Identify the lines bearing the string "value" and gather them.

* [Dataset rows]
+--

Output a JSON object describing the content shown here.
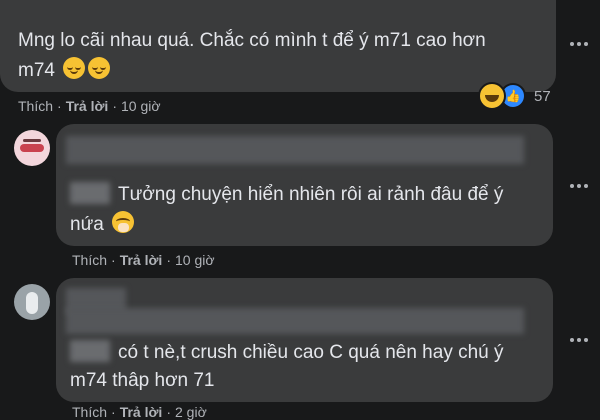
{
  "comments": [
    {
      "text_lines": [
        "Mng lo cãi nhau quá. Chắc có mình t để ý m71 cao hơn",
        "m74"
      ],
      "like_label": "Thích",
      "reply_label": "Trả lời",
      "time": "10 giờ",
      "reaction_count": "57"
    },
    {
      "text_lines": [
        "Tưởng chuyện hiển nhiên rôi ai rảnh đâu để ý",
        "nứa"
      ],
      "like_label": "Thích",
      "reply_label": "Trả lời",
      "time": "10 giờ"
    },
    {
      "text_lines": [
        "có t nè,t crush chiều cao C quá nên hay chú ý",
        "m74 thâp hơn 71"
      ],
      "like_label": "Thích",
      "reply_label": "Trả lời",
      "time": "2 giờ"
    }
  ],
  "icons": [
    "relieved-emoji",
    "haha-reaction",
    "like-reaction",
    "hush-emoji",
    "more-options-icon"
  ],
  "colors": {
    "background": "#18191a",
    "bubble": "#3a3b3c",
    "text": "#e4e6eb",
    "muted": "#b0b3b8",
    "like_blue": "#2d88ff"
  }
}
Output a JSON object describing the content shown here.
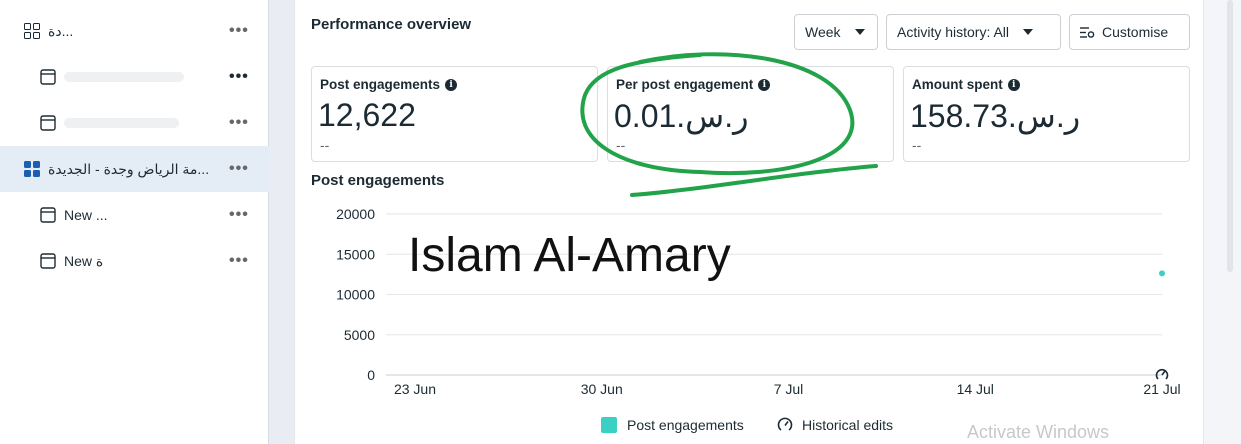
{
  "sidebar": {
    "items": [
      {
        "label": "دة..."
      },
      {
        "label": ""
      },
      {
        "label": ""
      },
      {
        "label": "...مة الرياض وجدة - الجديدة"
      },
      {
        "label": "New ..."
      },
      {
        "label": "New ة"
      }
    ],
    "more_label": "•••"
  },
  "overview": {
    "title": "Performance overview",
    "week_label": "Week",
    "activity_label": "Activity history: All",
    "customise_label": "Customise"
  },
  "metrics": [
    {
      "label": "Post engagements",
      "value": "12,622",
      "sub": "--"
    },
    {
      "label": "Per post engagement",
      "value": "0.01.ر.س",
      "sub": "--"
    },
    {
      "label": "Amount spent",
      "value": "158.73.ر.س",
      "sub": "--"
    }
  ],
  "chart_data": {
    "type": "line",
    "title": "Post engagements",
    "x": [
      "23 Jun",
      "30 Jun",
      "7 Jul",
      "14 Jul",
      "21 Jul"
    ],
    "yticks": [
      "20000",
      "15000",
      "10000",
      "5000",
      "0"
    ],
    "ylim": [
      0,
      20000
    ],
    "series": [
      {
        "name": "Post engagements",
        "color": "#3bcfc6",
        "points": [
          {
            "x": "21 Jul",
            "y": 12622
          }
        ]
      }
    ],
    "historical_edit_marker": {
      "x": "21 Jul"
    },
    "legend": [
      "Post engagements",
      "Historical edits"
    ],
    "legend_position": "bottom"
  },
  "overlay": {
    "name_text": "Islam Al-Amary",
    "activate_text": "Activate Windows",
    "circle_color": "#22a34a"
  }
}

+--

* [Solution to this problem]
      "value": "12,622",
      "value": "0.01.ر.س",
      "value": "158.73.ر.س",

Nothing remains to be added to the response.